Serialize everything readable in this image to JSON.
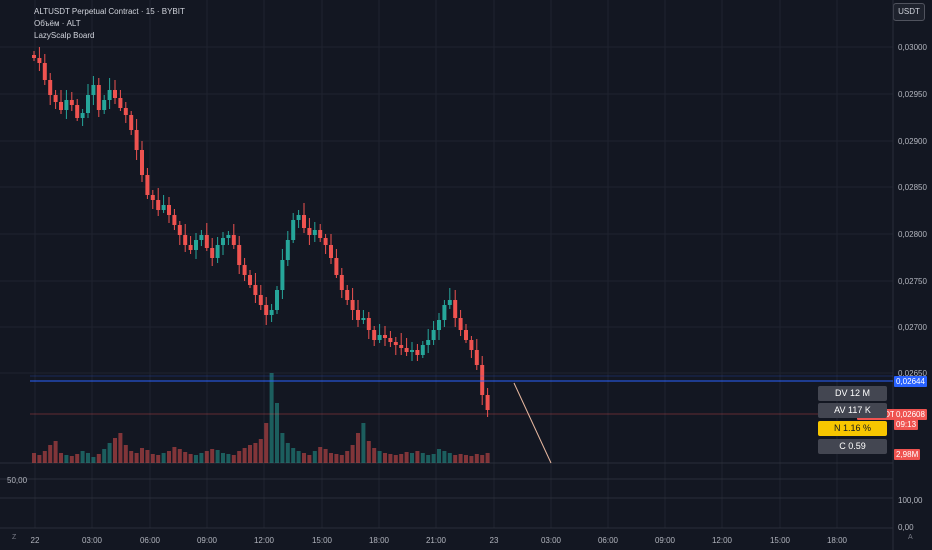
{
  "legend": {
    "title": "ALTUSDT Perpetual Contract · 15 · BYBIT",
    "volume": "Объём · ALT",
    "indicator": "LazyScalp Board"
  },
  "currency_button": "USDT",
  "price_axis": [
    "0,03000",
    "0,02950",
    "0,02900",
    "0,02850",
    "0,02800",
    "0,02750",
    "0,02700",
    "0,02650"
  ],
  "time_axis": [
    "22",
    "03:00",
    "06:00",
    "09:00",
    "12:00",
    "15:00",
    "18:00",
    "21:00",
    "23",
    "03:00",
    "06:00",
    "09:00",
    "12:00",
    "15:00",
    "18:00"
  ],
  "oscillator_axis": {
    "left_value": "50,00",
    "right_mid": "100,00",
    "right_bottom": "0,00"
  },
  "tags": {
    "line_price": "0,02644",
    "symbol": "ALTUSDT.P",
    "last_price": "0,02608",
    "countdown": "09:13",
    "volume": "2,98M"
  },
  "board": {
    "dv": "DV 12 M",
    "av": "AV 117 K",
    "n": "N 1.16 %",
    "c": "C  0.59"
  },
  "scroll": {
    "left": "Z",
    "right": "A"
  },
  "colors": {
    "up": "#26a69a",
    "down": "#ef5350",
    "blue_line": "#2962ff",
    "bg": "#131722"
  }
}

§ Exercise prompt:
Copy out each record shown above without alteration, skipping any picture.

§ Answer to the problem:
Serialize everything readable in this image to JSON.
{
  "legend": {
    "title": "ALTUSDT Perpetual Contract · 15 · BYBIT",
    "volume": "Объём · ALT",
    "indicator": "LazyScalp Board"
  },
  "currency_button": "USDT",
  "price_axis": [
    "0,03000",
    "0,02950",
    "0,02900",
    "0,02850",
    "0,02800",
    "0,02750",
    "0,02700",
    "0,02650"
  ],
  "time_axis": [
    "22",
    "03:00",
    "06:00",
    "09:00",
    "12:00",
    "15:00",
    "18:00",
    "21:00",
    "23",
    "03:00",
    "06:00",
    "09:00",
    "12:00",
    "15:00",
    "18:00"
  ],
  "oscillator_axis": {
    "left_value": "50,00",
    "right_mid": "100,00",
    "right_bottom": "0,00"
  },
  "tags": {
    "line_price": "0,02644",
    "symbol": "ALTUSDT.P",
    "last_price": "0,02608",
    "countdown": "09:13",
    "volume": "2,98M"
  },
  "board": {
    "dv": "DV 12 M",
    "av": "AV 117 K",
    "n": "N 1.16 %",
    "c": "C  0.59"
  },
  "scroll": {
    "left": "Z",
    "right": "A"
  },
  "colors": {
    "up": "#26a69a",
    "down": "#ef5350",
    "blue_line": "#2962ff",
    "bg": "#131722"
  }
}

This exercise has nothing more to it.